● **ROWS**
* Begin *

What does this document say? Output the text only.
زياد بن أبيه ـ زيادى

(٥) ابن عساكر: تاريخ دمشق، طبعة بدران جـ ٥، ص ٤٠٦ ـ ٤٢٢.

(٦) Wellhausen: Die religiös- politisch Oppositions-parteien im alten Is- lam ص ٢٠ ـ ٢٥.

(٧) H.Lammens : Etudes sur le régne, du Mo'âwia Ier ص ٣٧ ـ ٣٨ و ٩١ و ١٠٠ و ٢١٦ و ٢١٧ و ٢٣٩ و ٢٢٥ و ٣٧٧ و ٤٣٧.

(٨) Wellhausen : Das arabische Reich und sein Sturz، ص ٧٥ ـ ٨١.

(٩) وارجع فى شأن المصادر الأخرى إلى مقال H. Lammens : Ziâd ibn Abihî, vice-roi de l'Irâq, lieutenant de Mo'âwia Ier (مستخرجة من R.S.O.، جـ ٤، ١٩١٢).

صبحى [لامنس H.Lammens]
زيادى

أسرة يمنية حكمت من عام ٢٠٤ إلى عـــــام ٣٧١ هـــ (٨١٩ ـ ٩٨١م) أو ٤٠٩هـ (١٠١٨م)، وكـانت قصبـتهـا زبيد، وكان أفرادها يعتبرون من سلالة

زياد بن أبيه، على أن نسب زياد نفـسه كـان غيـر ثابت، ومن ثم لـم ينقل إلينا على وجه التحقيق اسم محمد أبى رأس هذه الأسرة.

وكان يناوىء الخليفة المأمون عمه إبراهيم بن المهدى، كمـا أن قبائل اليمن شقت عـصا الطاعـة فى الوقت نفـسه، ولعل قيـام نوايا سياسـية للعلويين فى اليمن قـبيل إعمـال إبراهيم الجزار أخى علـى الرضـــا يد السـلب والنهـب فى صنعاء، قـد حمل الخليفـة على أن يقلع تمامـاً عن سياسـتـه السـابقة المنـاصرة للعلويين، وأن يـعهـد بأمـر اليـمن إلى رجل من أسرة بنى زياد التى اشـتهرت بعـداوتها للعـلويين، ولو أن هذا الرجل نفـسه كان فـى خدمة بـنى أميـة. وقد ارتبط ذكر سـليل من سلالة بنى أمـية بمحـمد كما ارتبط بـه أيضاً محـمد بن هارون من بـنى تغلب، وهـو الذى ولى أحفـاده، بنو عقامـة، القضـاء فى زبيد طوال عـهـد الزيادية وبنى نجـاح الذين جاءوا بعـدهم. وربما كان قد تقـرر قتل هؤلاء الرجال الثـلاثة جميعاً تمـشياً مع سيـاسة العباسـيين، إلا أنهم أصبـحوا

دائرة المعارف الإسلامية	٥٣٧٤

* End *
* Begin *

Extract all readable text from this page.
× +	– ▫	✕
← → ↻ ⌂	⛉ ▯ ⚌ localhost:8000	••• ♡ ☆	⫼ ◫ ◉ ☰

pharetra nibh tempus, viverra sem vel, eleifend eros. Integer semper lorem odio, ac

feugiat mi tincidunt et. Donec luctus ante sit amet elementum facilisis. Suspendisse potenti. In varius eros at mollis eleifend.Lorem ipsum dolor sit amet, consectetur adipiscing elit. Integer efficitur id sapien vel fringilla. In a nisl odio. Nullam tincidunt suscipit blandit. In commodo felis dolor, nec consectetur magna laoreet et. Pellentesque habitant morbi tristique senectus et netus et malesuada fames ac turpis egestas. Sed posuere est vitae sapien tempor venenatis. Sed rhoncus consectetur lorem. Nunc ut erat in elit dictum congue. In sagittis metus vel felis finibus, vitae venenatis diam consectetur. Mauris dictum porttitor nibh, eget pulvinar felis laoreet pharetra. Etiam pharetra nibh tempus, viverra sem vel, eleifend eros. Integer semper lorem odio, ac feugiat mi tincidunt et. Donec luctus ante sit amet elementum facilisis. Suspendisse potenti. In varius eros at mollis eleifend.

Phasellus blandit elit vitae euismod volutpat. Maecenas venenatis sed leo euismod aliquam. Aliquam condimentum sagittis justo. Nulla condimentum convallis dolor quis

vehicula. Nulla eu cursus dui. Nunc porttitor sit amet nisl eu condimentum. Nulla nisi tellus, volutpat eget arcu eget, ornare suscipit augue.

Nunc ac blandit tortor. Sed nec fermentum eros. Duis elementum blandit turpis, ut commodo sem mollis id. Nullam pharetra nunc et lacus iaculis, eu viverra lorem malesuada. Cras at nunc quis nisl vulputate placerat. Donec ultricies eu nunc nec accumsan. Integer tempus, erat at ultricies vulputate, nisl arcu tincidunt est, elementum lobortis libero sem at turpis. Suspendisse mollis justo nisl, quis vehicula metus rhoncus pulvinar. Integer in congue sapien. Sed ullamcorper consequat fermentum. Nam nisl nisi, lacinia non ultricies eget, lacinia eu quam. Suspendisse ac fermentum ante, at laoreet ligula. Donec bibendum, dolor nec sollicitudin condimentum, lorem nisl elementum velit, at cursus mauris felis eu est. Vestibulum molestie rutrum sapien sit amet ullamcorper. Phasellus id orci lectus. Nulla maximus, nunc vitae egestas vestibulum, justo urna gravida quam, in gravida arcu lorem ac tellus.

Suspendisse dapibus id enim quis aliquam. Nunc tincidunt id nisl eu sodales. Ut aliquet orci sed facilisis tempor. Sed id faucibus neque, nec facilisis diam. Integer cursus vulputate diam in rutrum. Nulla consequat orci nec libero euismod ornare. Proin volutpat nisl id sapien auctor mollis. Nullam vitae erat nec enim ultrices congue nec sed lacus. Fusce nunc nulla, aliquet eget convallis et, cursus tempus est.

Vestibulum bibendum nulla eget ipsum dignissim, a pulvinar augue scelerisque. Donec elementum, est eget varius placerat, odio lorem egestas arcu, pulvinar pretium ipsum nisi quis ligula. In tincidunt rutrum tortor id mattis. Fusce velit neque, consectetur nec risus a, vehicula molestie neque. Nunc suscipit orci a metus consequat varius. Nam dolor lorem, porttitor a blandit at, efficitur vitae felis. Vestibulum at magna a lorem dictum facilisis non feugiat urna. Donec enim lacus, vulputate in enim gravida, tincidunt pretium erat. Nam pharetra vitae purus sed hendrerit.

* End *
* Begin *

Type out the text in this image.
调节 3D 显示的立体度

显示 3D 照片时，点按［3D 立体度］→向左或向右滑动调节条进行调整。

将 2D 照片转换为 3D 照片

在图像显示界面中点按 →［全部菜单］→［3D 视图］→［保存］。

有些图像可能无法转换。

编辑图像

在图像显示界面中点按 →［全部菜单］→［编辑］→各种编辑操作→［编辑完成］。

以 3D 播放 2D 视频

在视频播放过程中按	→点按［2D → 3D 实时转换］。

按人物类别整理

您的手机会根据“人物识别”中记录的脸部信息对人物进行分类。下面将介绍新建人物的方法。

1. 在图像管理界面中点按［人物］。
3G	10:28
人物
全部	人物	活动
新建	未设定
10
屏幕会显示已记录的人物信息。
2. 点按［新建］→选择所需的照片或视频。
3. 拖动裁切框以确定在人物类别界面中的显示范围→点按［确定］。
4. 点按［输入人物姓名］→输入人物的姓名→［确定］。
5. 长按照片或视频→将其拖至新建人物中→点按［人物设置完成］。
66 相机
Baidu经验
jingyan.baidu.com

* End *

● **WHAT YOU HAVE TO DO**
Pick out every line above that contains the word "âwia" and copy it.

● **RESULT**
(٧) H.Lammens : Etudes sur le régne, du Mo'âwia Ier ص ٣٧ ـ ٣٨ و ٩١ و ١٠٠ و ٢١٦ و ٢١٧ و ٢٣٩ و ٢٢٥ و ٣٧٧ و ٤٣٧.
(٩) وارجع فى شأن المصادر الأخرى إلى مقال H. Lammens : Ziâd ibn Abihî, vice-roi de l'Irâq, lieutenant de Mo'âwia Ier (مستخرجة من R.S.O.، جـ ٤، ١٩١٢).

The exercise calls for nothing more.